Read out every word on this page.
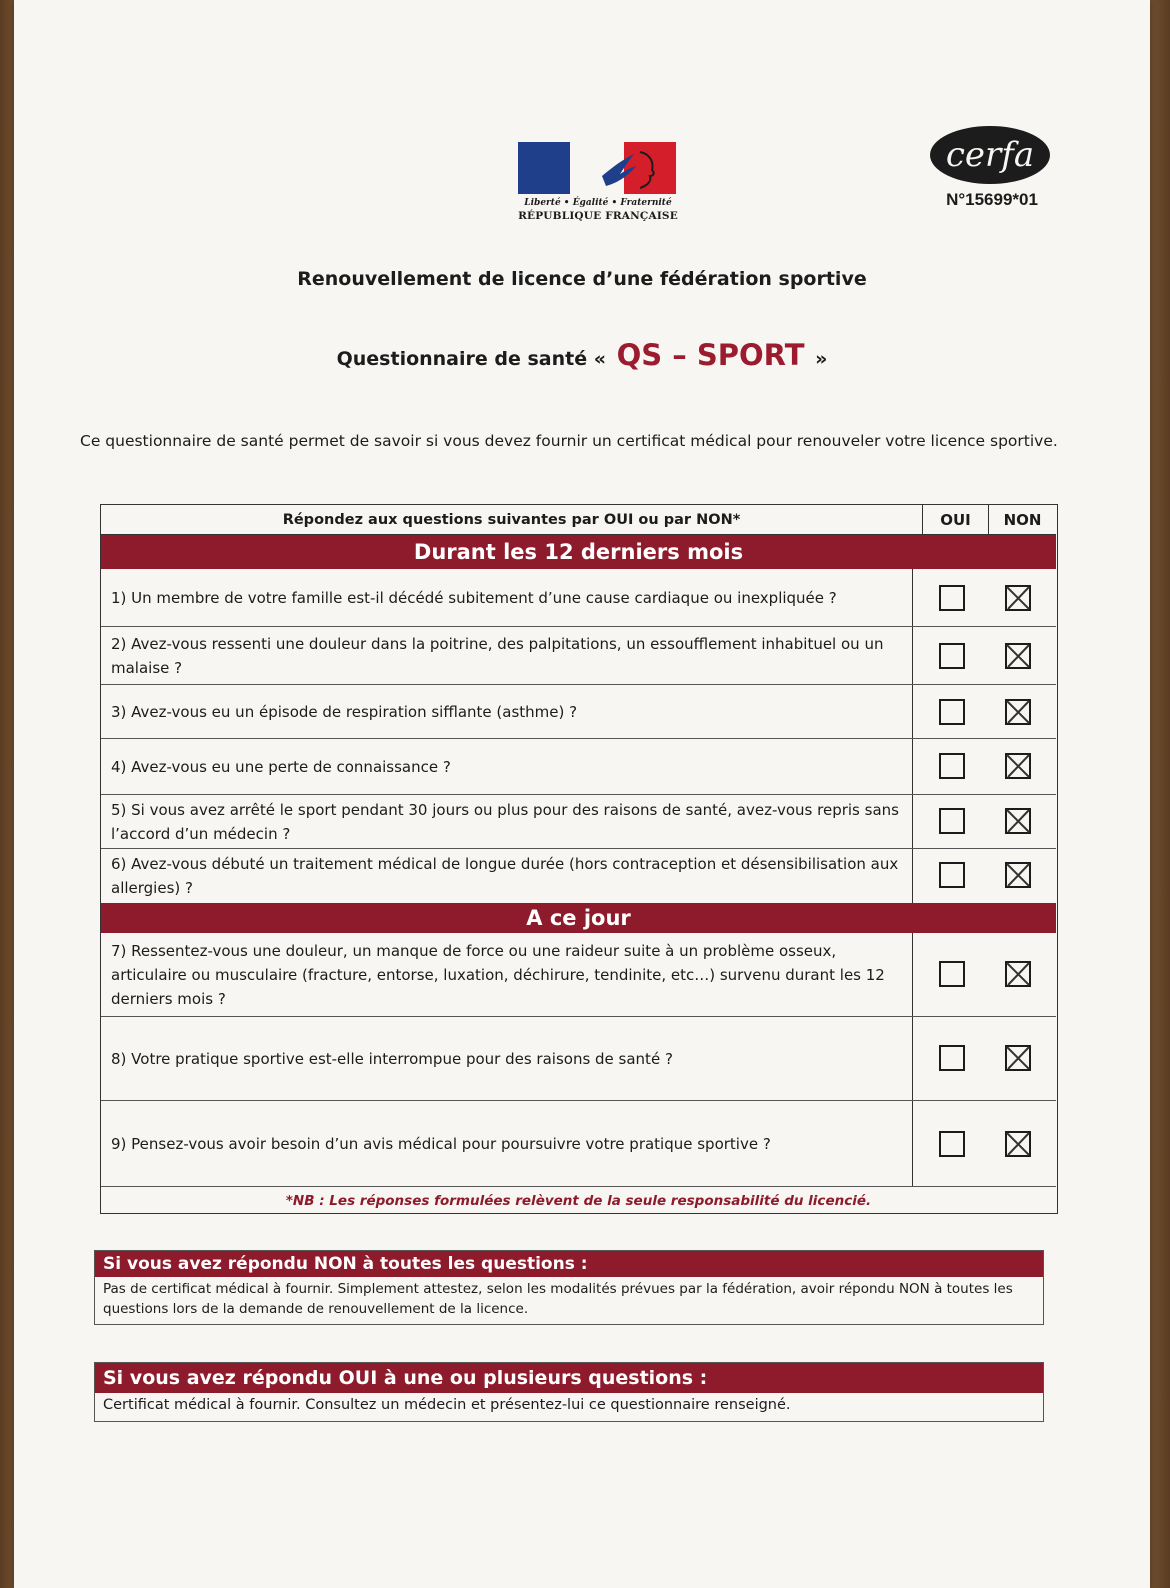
Liberté • Égalité • Fraternité
RÉPUBLIQUE FRANÇAISE
cerfa
N°15699*01
Renouvellement de licence d’une fédération sportive
Questionnaire de santé « QS – SPORT »
Ce questionnaire de santé permet de savoir si vous devez fournir un certificat médical pour renouveler votre licence sportive.
Répondez aux questions suivantes par OUI ou par NON*	OUI	NON
Durant les 12 derniers mois
1) Un membre de votre famille est-il décédé subitement d’une cause cardiaque ou inexpliquée ?
2) Avez-vous ressenti une douleur dans la poitrine, des palpitations, un essoufflement inhabituel ou un malaise ?
3) Avez-vous eu un épisode de respiration sifflante (asthme) ?
4) Avez-vous eu une perte de connaissance ?
5) Si vous avez arrêté le sport pendant 30 jours ou plus pour des raisons de santé, avez-vous repris sans l’accord d’un médecin ?
6) Avez-vous débuté un traitement médical de longue durée (hors contraception et désensibilisation aux allergies) ?
A ce jour
7) Ressentez-vous une douleur, un manque de force ou une raideur suite à un problème osseux, articulaire ou musculaire (fracture, entorse, luxation, déchirure, tendinite, etc…) survenu durant les 12 derniers mois ?
8) Votre pratique sportive est-elle interrompue pour des raisons de santé ?
9) Pensez-vous avoir besoin d’un avis médical pour poursuivre votre pratique sportive ?
*NB : Les réponses formulées relèvent de la seule responsabilité du licencié.
Si vous avez répondu NON à toutes les questions :
Pas de certificat médical à fournir. Simplement attestez, selon les modalités prévues par la fédération, avoir répondu NON à toutes les questions lors de la demande de renouvellement de la licence.
Si vous avez répondu OUI à une ou plusieurs questions :
Certificat médical à fournir. Consultez un médecin et présentez-lui ce questionnaire renseigné.
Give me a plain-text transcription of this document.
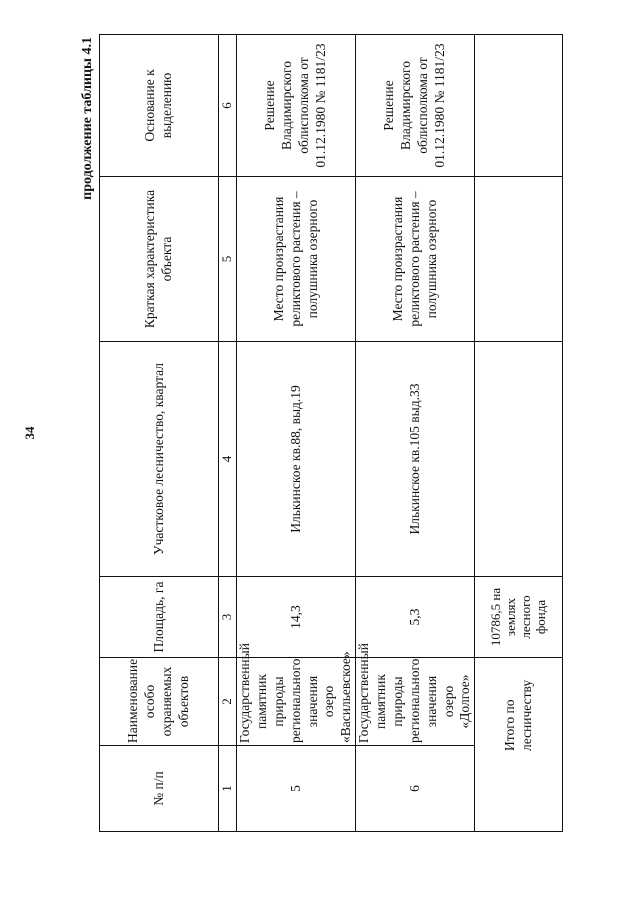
34
продолжение таблицы 4.1
№ п/п	Наименование особо охраняемых объектов	Площадь, га	Участковое лесничество, квартал	Краткая характеристика объекта	Основание к выделению
1	2	3	4	5	6
5	Государственный памятник природы регионального значения озеро «Васильевское»	14,3	Илькинское кв.88, выд.19	Место произрастания реликтового растения – полушника озерного	Решение Владимирского облисполкома от 01.12.1980 № 1181/23
6	Государственный памятник природы регионального значения озеро «Долгое»	5,3	Илькинское кв.105 выд.33	Место произрастания реликтового растения – полушника озерного	Решение Владимирского облисполкома от 01.12.1980 № 1181/23
Итого по лесничеству		10786,5 на землях лесного фонда			
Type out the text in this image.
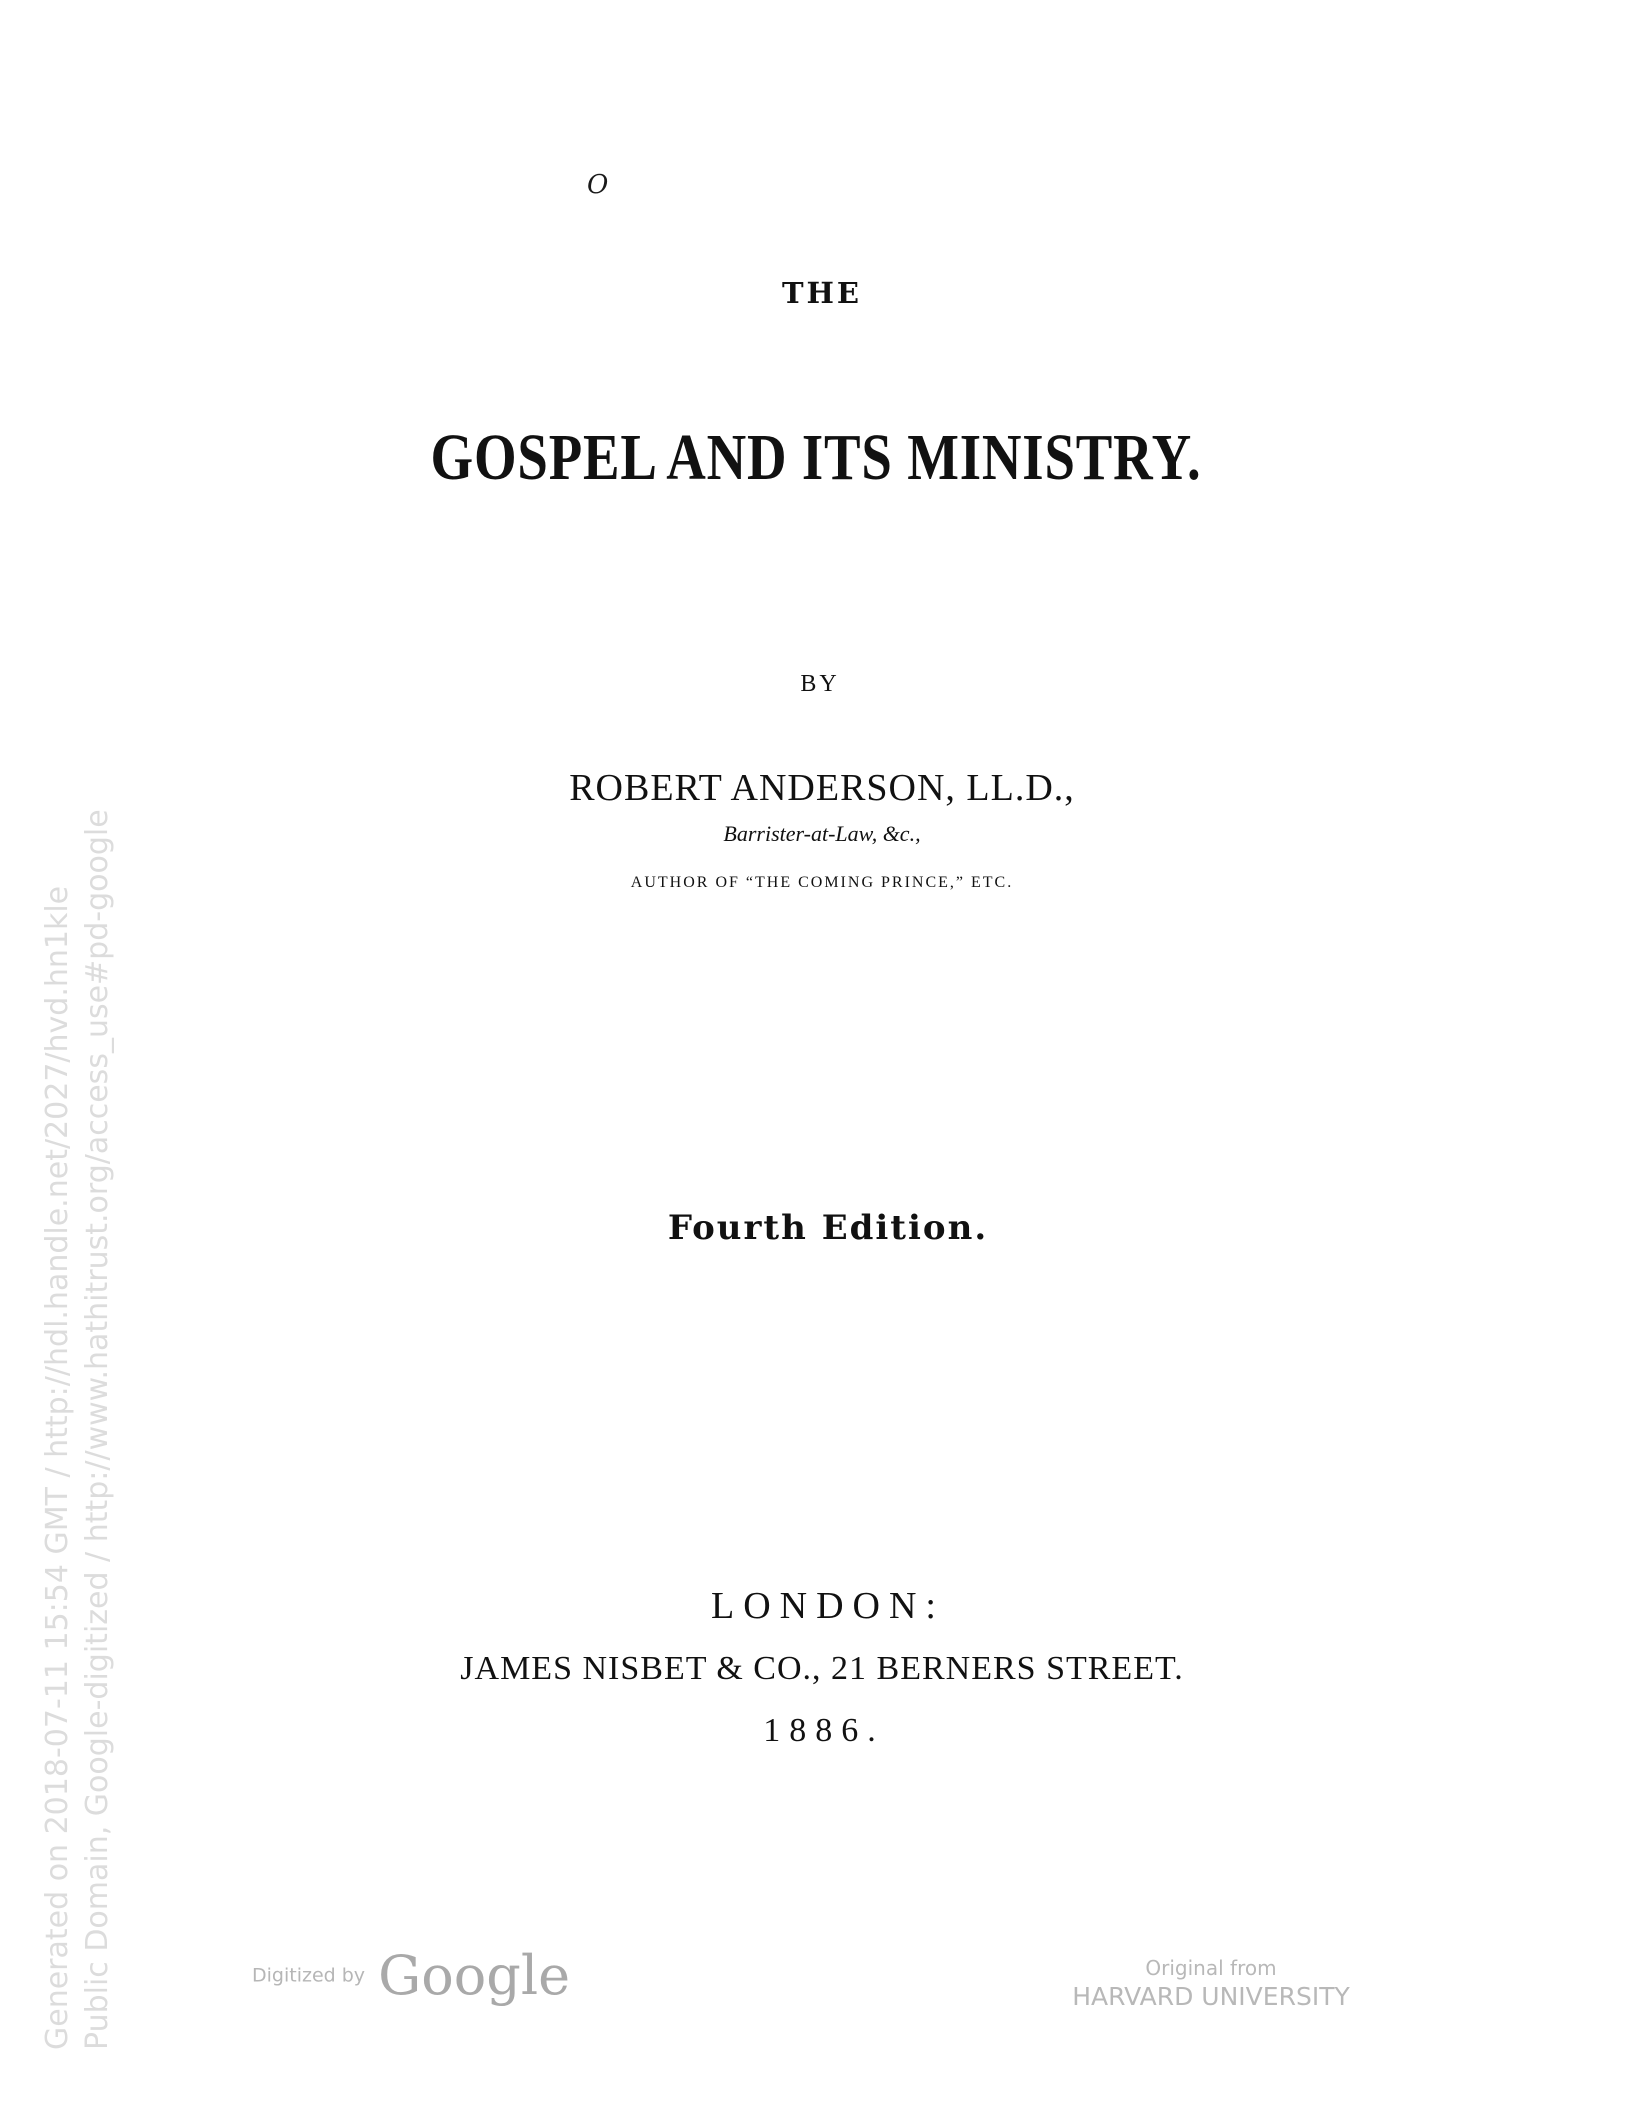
O
THE
GOSPEL AND ITS MINISTRY.
BY
ROBERT ANDERSON, LL.D.,
Barrister-at-Law, &c.,
AUTHOR OF “THE COMING PRINCE,” ETC.
Fourth Edition.
LONDON:
JAMES NISBET & CO., 21 BERNERS STREET.
1886.
Generated on 2018-07-11 15:54 GMT / http://hdl.handle.net/2027/hvd.hn1kle Public Domain, Google-digitized / http://www.hathitrust.org/access_use#pd-google	Digitized by Google	Original from
HARVARD UNIVERSITY
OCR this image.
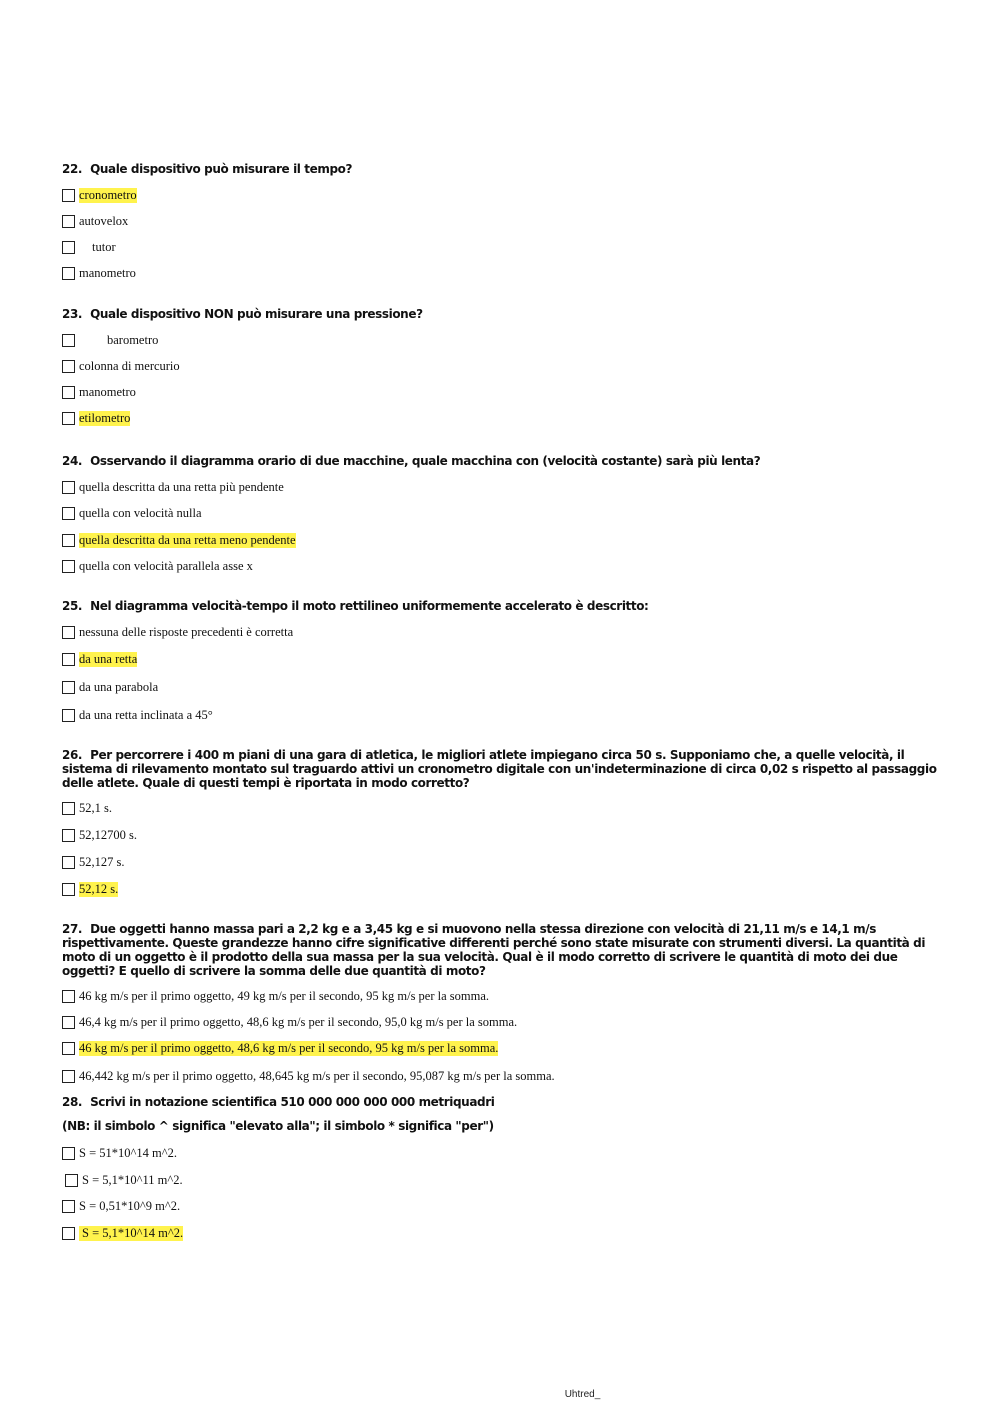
22. Quale dispositivo può misurare il tempo?

cronometro
autovelox
tutor
manometro

23. Quale dispositivo NON può misurare una pressione?

barometro
colonna di mercurio
manometro
etilometro

24. Osservando il diagramma orario di due macchine, quale macchina con (velocità costante) sarà più lenta?

quella descritta da una retta più pendente
quella con velocità nulla
quella descritta da una retta meno pendente
quella con velocità parallela asse x

25. Nel diagramma velocità-tempo il moto rettilineo uniformemente accelerato è descritto:

nessuna delle risposte precedenti è corretta
da una retta
da una parabola
da una retta inclinata a 45°

26. Per percorrere i 400 m piani di una gara di atletica, le migliori atlete impiegano circa 50 s. Supponiamo che, a quelle velocità, il sistema di rilevamento montato sul traguardo attivi un cronometro digitale con un'indeterminazione di circa 0,02 s rispetto al passaggio delle atlete. Quale di questi tempi è riportata in modo corretto?

52,1 s.
52,12700 s.
52,127 s.
52,12 s.

27. Due oggetti hanno massa pari a 2,2 kg e a 3,45 kg e si muovono nella stessa direzione con velocità di 21,11 m/s e 14,1 m/s rispettivamente. Queste grandezze hanno cifre significative differenti perché sono state misurate con strumenti diversi. La quantità di moto di un oggetto è il prodotto della sua massa per la sua velocità. Qual è il modo corretto di scrivere le quantità di moto dei due oggetti? E quello di scrivere la somma delle due quantità di moto?

46 kg m/s per il primo oggetto, 49 kg m/s per il secondo, 95 kg m/s per la somma.
46,4 kg m/s per il primo oggetto, 48,6 kg m/s per il secondo, 95,0 kg m/s per la somma.
46 kg m/s per il primo oggetto, 48,6 kg m/s per il secondo, 95 kg m/s per la somma.
46,442 kg m/s per il primo oggetto, 48,645 kg m/s per il secondo, 95,087 kg m/s per la somma.

28. Scrivi in notazione scientifica 510 000 000 000 000 metriquadri

(NB: il simbolo ^ significa "elevato alla"; il simbolo * significa "per")
S = 51*10^14 m^2.
S = 5,1*10^11 m^2.
S = 0,51*10^9 m^2.
S = 5,1*10^14 m^2.
Uhtred_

•••••

TASK TO CARRY OUT ->
Search the listing for the word "Государственный". Copy every line in which it occurs.

TASK RESULT ->
5	Государственный памятник природы регионального значения озеро «Васильевское»	14,3	Илькинское кв.88, выд.19	Место произрастания реликтового растения – полушника озерного	Решение Владимирского облисполкома от 01.12.1980 № 1181/23
6	Государственный памятник природы регионального значения озеро «Долгое»	5,3	Илькинское кв.105 выд.33	Место произрастания реликтового растения – полушника озерного	Решение Владимирского облисполкома от 01.12.1980 № 1181/23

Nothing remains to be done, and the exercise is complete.